Extracts from a graphics dataset:
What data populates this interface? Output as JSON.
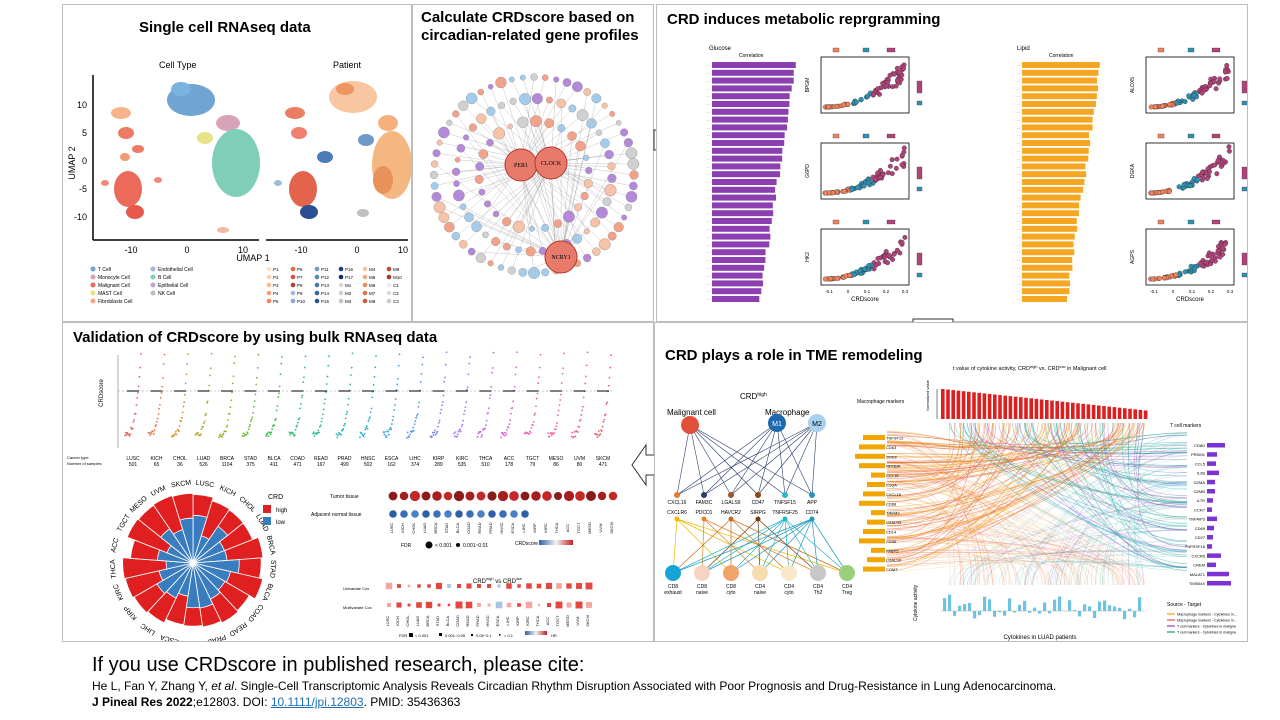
{
  "panels": {
    "scrna": {
      "title": "Single cell RNAseq data",
      "umap_left_title": "Cell Type",
      "umap_right_title": "Patient",
      "axis_y": "UMAP 2",
      "axis_x": "UMAP 1",
      "yticks": [
        "10",
        "5",
        "0",
        "-5",
        "-10"
      ],
      "xticks": [
        "-10",
        "0",
        "10",
        "-10",
        "0",
        "10"
      ],
      "celltype_legend": [
        "T Cell",
        "Monocyte Cell",
        "Malignant Cell",
        "MAST Cell",
        "Fibroblasts Cell",
        "Endothelial Cell",
        "B Cell",
        "Epithelial Cell",
        "NK Cell"
      ],
      "patient_legend": [
        "P1",
        "P2",
        "P3",
        "P4",
        "P5",
        "P6",
        "P7",
        "P8",
        "P9",
        "P10",
        "P11",
        "P12",
        "P13",
        "P14",
        "P15",
        "P16",
        "P17",
        "M1",
        "M2",
        "M3",
        "M4",
        "M5",
        "M6",
        "M7",
        "M8",
        "M9",
        "M10",
        "C1",
        "C2",
        "C3"
      ]
    },
    "network": {
      "title_line1": "Calculate CRDscore based on",
      "title_line2": "circadian-related gene profiles",
      "hub_labels": [
        "PER1",
        "CLOCK",
        "NCRY1"
      ]
    },
    "metabolic": {
      "title": "CRD induces metabolic reprgramming",
      "left_header": "Glucose",
      "right_header": "Lipid",
      "corr_label": "Correlation",
      "left_scatter_ylabels": [
        "BPGM",
        "G6PD",
        "HK2"
      ],
      "right_scatter_ylabels": [
        "ALOX5",
        "DGKA",
        "AGPS"
      ],
      "xlabel": "CRDscore",
      "xticks": [
        "-0.1",
        "0",
        "0.1",
        "0.2",
        "0.3"
      ]
    },
    "bulk": {
      "title": "Validation of CRDscore by using bulk RNAseq data",
      "ylabel": "CRDscore",
      "cancers": [
        "LUSC",
        "KICH",
        "CHOL",
        "LUAD",
        "BRCA",
        "STAD",
        "BLCA",
        "COAD",
        "READ",
        "PRAD",
        "HNSC",
        "ESCA",
        "LIHC",
        "KIRP",
        "KIRC",
        "THCA",
        "ACC",
        "TGCT",
        "MESO",
        "UVM",
        "SKCM"
      ],
      "samples": [
        "501",
        "65",
        "36",
        "526",
        "1104",
        "375",
        "411",
        "471",
        "167",
        "499",
        "502",
        "162",
        "374",
        "289",
        "535",
        "510",
        "178",
        "79",
        "86",
        "80",
        "471"
      ],
      "row_labels": [
        "Cancer type",
        "Number of samples"
      ],
      "crd_legend_title": "CRD",
      "crd_legend_items": [
        "high",
        "low"
      ],
      "tissue_labels": [
        "Tumor tissue",
        "Adjacent normal tissue"
      ],
      "fdr_label": "FDR",
      "fdr_items": [
        "< 0.001",
        "0.001~0.01"
      ],
      "crdscore_label": "CRDscore",
      "cox_title": "CRD",
      "cox_title_high": "high",
      "cox_title_vs": " vs CRD",
      "cox_title_low": "low",
      "cox_rows": [
        "Univariate Cox",
        "Multivariate Cox"
      ],
      "cox_fdr": [
        "< 0.001",
        "0.001~0.05",
        "0.05~0.1",
        "> 0.1"
      ],
      "hr_label": "HR"
    },
    "tme": {
      "title": "CRD plays a role in TME remodeling",
      "crd_label": "CRD",
      "crd_sup": "high",
      "malignant": "Malignant cell",
      "macrophage": "Macrophage",
      "m1": "M1",
      "m2": "M2",
      "genes_top": [
        "CXCL16",
        "FAM3C",
        "LGALS9",
        "CD47",
        "TNFSF15",
        "APP"
      ],
      "genes_bottom": [
        "CXCLR6",
        "PDCD1",
        "HAVCR2",
        "SIRPG",
        "TNFRSF25",
        "CD74"
      ],
      "tcells": [
        "CD8 exhaust",
        "CD8 naive",
        "CD8 cyto",
        "CD4 naive",
        "CD4 cyto",
        "CD4 Th2",
        "CD4 Treg"
      ],
      "cyto_title": "t value of cytokine activity, CRD",
      "cyto_title_high": "high",
      "cyto_title_vs": " vs. CRD",
      "cyto_title_low": "low",
      "cyto_title_tail": " in Malignant  cell",
      "macro_markers": "Macrophage markers",
      "tcell_markers": "T cell markers",
      "bottom_label": "Cytokines in LUAD patients",
      "cyto_activity": "Cytokine activity",
      "source_target": "Source - Target",
      "source_items": [
        "Macrophage markers - Cytokines in...",
        "Macrophage markers - Cytokines in...",
        "T cell markers - Cytokines in maligna",
        "T cell markers - Cytokines in maligna"
      ],
      "macro_genes": [
        "TNFSF13",
        "CD63",
        "SOD2",
        "NFKBIA",
        "CCL18",
        "C1QA",
        "CXCL16",
        "CD68",
        "TREM2",
        "LGALS3",
        "CD14",
        "CD36",
        "FABP5",
        "LGALS9",
        "COMT"
      ],
      "tcell_genes": [
        "CD8D",
        "PRDM1",
        "CCL5",
        "IL2B",
        "GZMA",
        "GZMB",
        "IL7R",
        "CCR7",
        "TNFAIP3",
        "CD69",
        "CD27",
        "TNFRSF18",
        "CXCR6",
        "CREM",
        "MALAT1",
        "TMSB4X"
      ]
    }
  },
  "citation": {
    "heading": "If you use CRDscore in published  research, please cite:",
    "authors_pre": "He L, Fan Y, Zhang Y, ",
    "et_al": "et al",
    "title": ". Single-Cell Transcriptomic Analysis Reveals Circadian Rhythm Disruption Associated with Poor Prognosis and Drug-Resistance  in Lung Adenocarcinoma.",
    "journal": "J Pineal Res 2022",
    "volume": ";e12803.",
    "doi_label": "DOI: ",
    "doi": "10.1111/jpi.12803",
    "pmid": ". PMID: 35436363"
  },
  "colors": {
    "bar_purple": "#8c3fb0",
    "bar_orange": "#f5a623",
    "crd_high": "#e02020",
    "crd_low": "#3a7dbf"
  }
}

WHAT YOU HAVE TO DO: Copy every record exactly; no pictures.

ANSWER SECTION:
What data populates this interface? Output as JSON.
{
  "panels": {
    "scrna": {
      "title": "Single cell RNAseq data",
      "umap_left_title": "Cell Type",
      "umap_right_title": "Patient",
      "axis_y": "UMAP 2",
      "axis_x": "UMAP 1",
      "yticks": [
        "10",
        "5",
        "0",
        "-5",
        "-10"
      ],
      "xticks": [
        "-10",
        "0",
        "10",
        "-10",
        "0",
        "10"
      ],
      "celltype_legend": [
        "T Cell",
        "Monocyte Cell",
        "Malignant Cell",
        "MAST Cell",
        "Fibroblasts Cell",
        "Endothelial Cell",
        "B Cell",
        "Epithelial Cell",
        "NK Cell"
      ],
      "patient_legend": [
        "P1",
        "P2",
        "P3",
        "P4",
        "P5",
        "P6",
        "P7",
        "P8",
        "P9",
        "P10",
        "P11",
        "P12",
        "P13",
        "P14",
        "P15",
        "P16",
        "P17",
        "M1",
        "M2",
        "M3",
        "M4",
        "M5",
        "M6",
        "M7",
        "M8",
        "M9",
        "M10",
        "C1",
        "C2",
        "C3"
      ]
    },
    "network": {
      "title_line1": "Calculate CRDscore based on",
      "title_line2": "circadian-related gene profiles",
      "hub_labels": [
        "PER1",
        "CLOCK",
        "NCRY1"
      ]
    },
    "metabolic": {
      "title": "CRD induces metabolic reprgramming",
      "left_header": "Glucose",
      "right_header": "Lipid",
      "corr_label": "Correlation",
      "left_scatter_ylabels": [
        "BPGM",
        "G6PD",
        "HK2"
      ],
      "right_scatter_ylabels": [
        "ALOX5",
        "DGKA",
        "AGPS"
      ],
      "xlabel": "CRDscore",
      "xticks": [
        "-0.1",
        "0",
        "0.1",
        "0.2",
        "0.3"
      ]
    },
    "bulk": {
      "title": "Validation of CRDscore by using bulk RNAseq data",
      "ylabel": "CRDscore",
      "cancers": [
        "LUSC",
        "KICH",
        "CHOL",
        "LUAD",
        "BRCA",
        "STAD",
        "BLCA",
        "COAD",
        "READ",
        "PRAD",
        "HNSC",
        "ESCA",
        "LIHC",
        "KIRP",
        "KIRC",
        "THCA",
        "ACC",
        "TGCT",
        "MESO",
        "UVM",
        "SKCM"
      ],
      "samples": [
        "501",
        "65",
        "36",
        "526",
        "1104",
        "375",
        "411",
        "471",
        "167",
        "499",
        "502",
        "162",
        "374",
        "289",
        "535",
        "510",
        "178",
        "79",
        "86",
        "80",
        "471"
      ],
      "row_labels": [
        "Cancer type",
        "Number of samples"
      ],
      "crd_legend_title": "CRD",
      "crd_legend_items": [
        "high",
        "low"
      ],
      "tissue_labels": [
        "Tumor tissue",
        "Adjacent normal tissue"
      ],
      "fdr_label": "FDR",
      "fdr_items": [
        "< 0.001",
        "0.001~0.01"
      ],
      "crdscore_label": "CRDscore",
      "cox_title": "CRD",
      "cox_title_high": "high",
      "cox_title_vs": " vs CRD",
      "cox_title_low": "low",
      "cox_rows": [
        "Univariate Cox",
        "Multivariate Cox"
      ],
      "cox_fdr": [
        "< 0.001",
        "0.001~0.05",
        "0.05~0.1",
        "> 0.1"
      ],
      "hr_label": "HR"
    },
    "tme": {
      "title": "CRD plays a role in TME remodeling",
      "crd_label": "CRD",
      "crd_sup": "high",
      "malignant": "Malignant cell",
      "macrophage": "Macrophage",
      "m1": "M1",
      "m2": "M2",
      "genes_top": [
        "CXCL16",
        "FAM3C",
        "LGALS9",
        "CD47",
        "TNFSF15",
        "APP"
      ],
      "genes_bottom": [
        "CXCLR6",
        "PDCD1",
        "HAVCR2",
        "SIRPG",
        "TNFRSF25",
        "CD74"
      ],
      "tcells": [
        "CD8 exhaust",
        "CD8 naive",
        "CD8 cyto",
        "CD4 naive",
        "CD4 cyto",
        "CD4 Th2",
        "CD4 Treg"
      ],
      "cyto_title": "t value of cytokine activity, CRD",
      "cyto_title_high": "high",
      "cyto_title_vs": " vs. CRD",
      "cyto_title_low": "low",
      "cyto_title_tail": " in Malignant  cell",
      "macro_markers": "Macrophage markers",
      "tcell_markers": "T cell markers",
      "bottom_label": "Cytokines in LUAD patients",
      "cyto_activity": "Cytokine activity",
      "source_target": "Source - Target",
      "source_items": [
        "Macrophage markers - Cytokines in...",
        "Macrophage markers - Cytokines in...",
        "T cell markers - Cytokines in maligna",
        "T cell markers - Cytokines in maligna"
      ],
      "macro_genes": [
        "TNFSF13",
        "CD63",
        "SOD2",
        "NFKBIA",
        "CCL18",
        "C1QA",
        "CXCL16",
        "CD68",
        "TREM2",
        "LGALS3",
        "CD14",
        "CD36",
        "FABP5",
        "LGALS9",
        "COMT"
      ],
      "tcell_genes": [
        "CD8D",
        "PRDM1",
        "CCL5",
        "IL2B",
        "GZMA",
        "GZMB",
        "IL7R",
        "CCR7",
        "TNFAIP3",
        "CD69",
        "CD27",
        "TNFRSF18",
        "CXCR6",
        "CREM",
        "MALAT1",
        "TMSB4X"
      ]
    }
  },
  "citation": {
    "heading": "If you use CRDscore in published  research, please cite:",
    "authors_pre": "He L, Fan Y, Zhang Y, ",
    "et_al": "et al",
    "title": ". Single-Cell Transcriptomic Analysis Reveals Circadian Rhythm Disruption Associated with Poor Prognosis and Drug-Resistance  in Lung Adenocarcinoma.",
    "journal": "J Pineal Res 2022",
    "volume": ";e12803.",
    "doi_label": "DOI: ",
    "doi": "10.1111/jpi.12803",
    "pmid": ". PMID: 35436363"
  },
  "colors": {
    "bar_purple": "#8c3fb0",
    "bar_orange": "#f5a623",
    "crd_high": "#e02020",
    "crd_low": "#3a7dbf"
  }
}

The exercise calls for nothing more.